--- MATERIAL ---

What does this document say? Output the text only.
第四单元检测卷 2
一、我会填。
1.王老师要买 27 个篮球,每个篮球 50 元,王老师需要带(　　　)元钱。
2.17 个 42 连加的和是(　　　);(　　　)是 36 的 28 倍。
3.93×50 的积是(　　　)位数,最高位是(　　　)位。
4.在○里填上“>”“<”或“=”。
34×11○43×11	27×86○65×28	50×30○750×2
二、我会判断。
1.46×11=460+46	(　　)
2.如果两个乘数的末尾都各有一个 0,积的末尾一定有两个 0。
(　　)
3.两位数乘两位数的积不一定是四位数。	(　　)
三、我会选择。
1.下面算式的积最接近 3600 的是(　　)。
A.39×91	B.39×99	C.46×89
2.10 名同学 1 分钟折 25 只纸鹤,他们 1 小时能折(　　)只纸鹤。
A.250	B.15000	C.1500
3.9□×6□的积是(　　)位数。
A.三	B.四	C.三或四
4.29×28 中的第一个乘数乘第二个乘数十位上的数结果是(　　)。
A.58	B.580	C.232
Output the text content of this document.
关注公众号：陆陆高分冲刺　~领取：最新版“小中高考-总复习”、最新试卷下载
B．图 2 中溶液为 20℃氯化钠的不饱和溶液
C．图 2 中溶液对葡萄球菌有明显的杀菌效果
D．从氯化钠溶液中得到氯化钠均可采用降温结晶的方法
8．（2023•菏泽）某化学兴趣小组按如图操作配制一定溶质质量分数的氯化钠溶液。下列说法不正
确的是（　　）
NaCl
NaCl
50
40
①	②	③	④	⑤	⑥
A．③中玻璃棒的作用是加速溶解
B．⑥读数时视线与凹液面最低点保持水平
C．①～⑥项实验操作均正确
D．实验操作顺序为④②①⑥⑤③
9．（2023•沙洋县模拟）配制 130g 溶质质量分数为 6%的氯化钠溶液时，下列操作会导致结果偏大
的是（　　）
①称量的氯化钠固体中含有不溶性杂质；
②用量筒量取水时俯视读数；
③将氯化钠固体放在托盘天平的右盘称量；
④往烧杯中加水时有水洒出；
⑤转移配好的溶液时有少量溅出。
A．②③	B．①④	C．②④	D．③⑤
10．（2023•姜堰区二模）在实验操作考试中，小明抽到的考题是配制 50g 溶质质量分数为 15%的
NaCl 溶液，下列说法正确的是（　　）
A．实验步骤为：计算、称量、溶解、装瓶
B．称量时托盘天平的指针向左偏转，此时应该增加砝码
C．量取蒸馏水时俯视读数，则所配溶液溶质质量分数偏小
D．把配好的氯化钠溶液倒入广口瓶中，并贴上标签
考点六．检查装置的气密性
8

---

WHAT NEEDS TO BE DONE
Transcribe every entry exactly, omitting nothing.

ANSWER IN FULL
What does this document say? Output the text only.
第四单元检测卷 2
一、我会填。
1.王老师要买 27 个篮球,每个篮球 50 元,王老师需要带(　　　)元钱。
2.17 个 42 连加的和是(　　　);(　　　)是 36 的 28 倍。
3.93×50 的积是(　　　)位数,最高位是(　　　)位。
4.在○里填上“>”“<”或“=”。
34×11○43×11	27×86○65×28	50×30○750×2
二、我会判断。
1.46×11=460+46	(　　)
2.如果两个乘数的末尾都各有一个 0,积的末尾一定有两个 0。
(　　)
3.两位数乘两位数的积不一定是四位数。	(　　)
三、我会选择。
1.下面算式的积最接近 3600 的是(　　)。
A.39×91	B.39×99	C.46×89
2.10 名同学 1 分钟折 25 只纸鹤,他们 1 小时能折(　　)只纸鹤。
A.250	B.15000	C.1500
3.9□×6□的积是(　　)位数。
A.三	B.四	C.三或四
4.29×28 中的第一个乘数乘第二个乘数十位上的数结果是(　　)。
A.58	B.580	C.232
Output the text content of this document.
关注公众号：陆陆高分冲刺　~领取：最新版“小中高考-总复习”、最新试卷下载
B．图 2 中溶液为 20℃氯化钠的不饱和溶液
C．图 2 中溶液对葡萄球菌有明显的杀菌效果
D．从氯化钠溶液中得到氯化钠均可采用降温结晶的方法
8．（2023•菏泽）某化学兴趣小组按如图操作配制一定溶质质量分数的氯化钠溶液。下列说法不正
确的是（　　）
NaCl
NaCl
50
40
①	②	③	④	⑤	⑥
A．③中玻璃棒的作用是加速溶解
B．⑥读数时视线与凹液面最低点保持水平
C．①～⑥项实验操作均正确
D．实验操作顺序为④②①⑥⑤③
9．（2023•沙洋县模拟）配制 130g 溶质质量分数为 6%的氯化钠溶液时，下列操作会导致结果偏大
的是（　　）
①称量的氯化钠固体中含有不溶性杂质；
②用量筒量取水时俯视读数；
③将氯化钠固体放在托盘天平的右盘称量；
④往烧杯中加水时有水洒出；
⑤转移配好的溶液时有少量溅出。
A．②③	B．①④	C．②④	D．③⑤
10．（2023•姜堰区二模）在实验操作考试中，小明抽到的考题是配制 50g 溶质质量分数为 15%的
NaCl 溶液，下列说法正确的是（　　）
A．实验步骤为：计算、称量、溶解、装瓶
B．称量时托盘天平的指针向左偏转，此时应该增加砝码
C．量取蒸馏水时俯视读数，则所配溶液溶质质量分数偏小
D．把配好的氯化钠溶液倒入广口瓶中，并贴上标签
考点六．检查装置的气密性
8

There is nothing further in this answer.